### What is being asked
Make an exact copy of all the entries below, with the pictures left out.

### Provided material

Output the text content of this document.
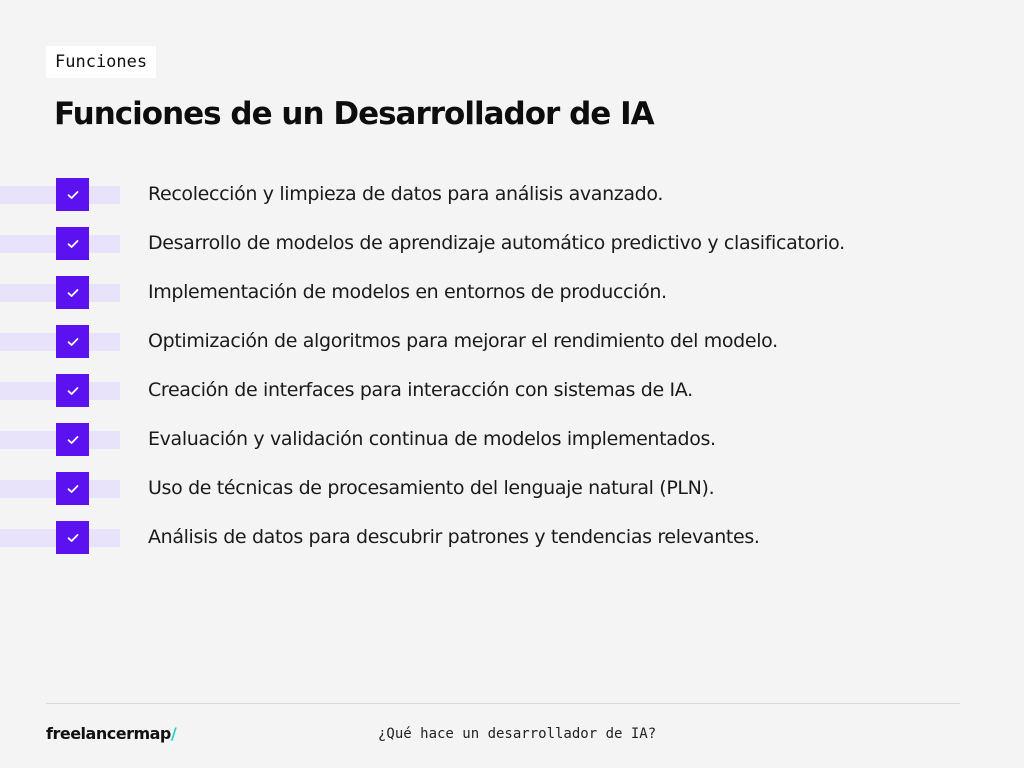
Funciones
Funciones de un Desarrollador de IA
Recolección y limpieza de datos para análisis avanzado.
Desarrollo de modelos de aprendizaje automático predictivo y clasificatorio.
Implementación de modelos en entornos de producción.
Optimización de algoritmos para mejorar el rendimiento del modelo.
Creación de interfaces para interacción con sistemas de IA.
Evaluación y validación continua de modelos implementados.
Uso de técnicas de procesamiento del lenguaje natural (PLN).
Análisis de datos para descubrir patrones y tendencias relevantes.
freelancermap/	¿Qué hace un desarrollador de IA?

### Complete output
Output the text content of this document.
Funciones
Funciones de un Desarrollador de IA
Recolección y limpieza de datos para análisis avanzado.
Desarrollo de modelos de aprendizaje automático predictivo y clasificatorio.
Implementación de modelos en entornos de producción.
Optimización de algoritmos para mejorar el rendimiento del modelo.
Creación de interfaces para interacción con sistemas de IA.
Evaluación y validación continua de modelos implementados.
Uso de técnicas de procesamiento del lenguaje natural (PLN).
Análisis de datos para descubrir patrones y tendencias relevantes.
freelancermap/	¿Qué hace un desarrollador de IA?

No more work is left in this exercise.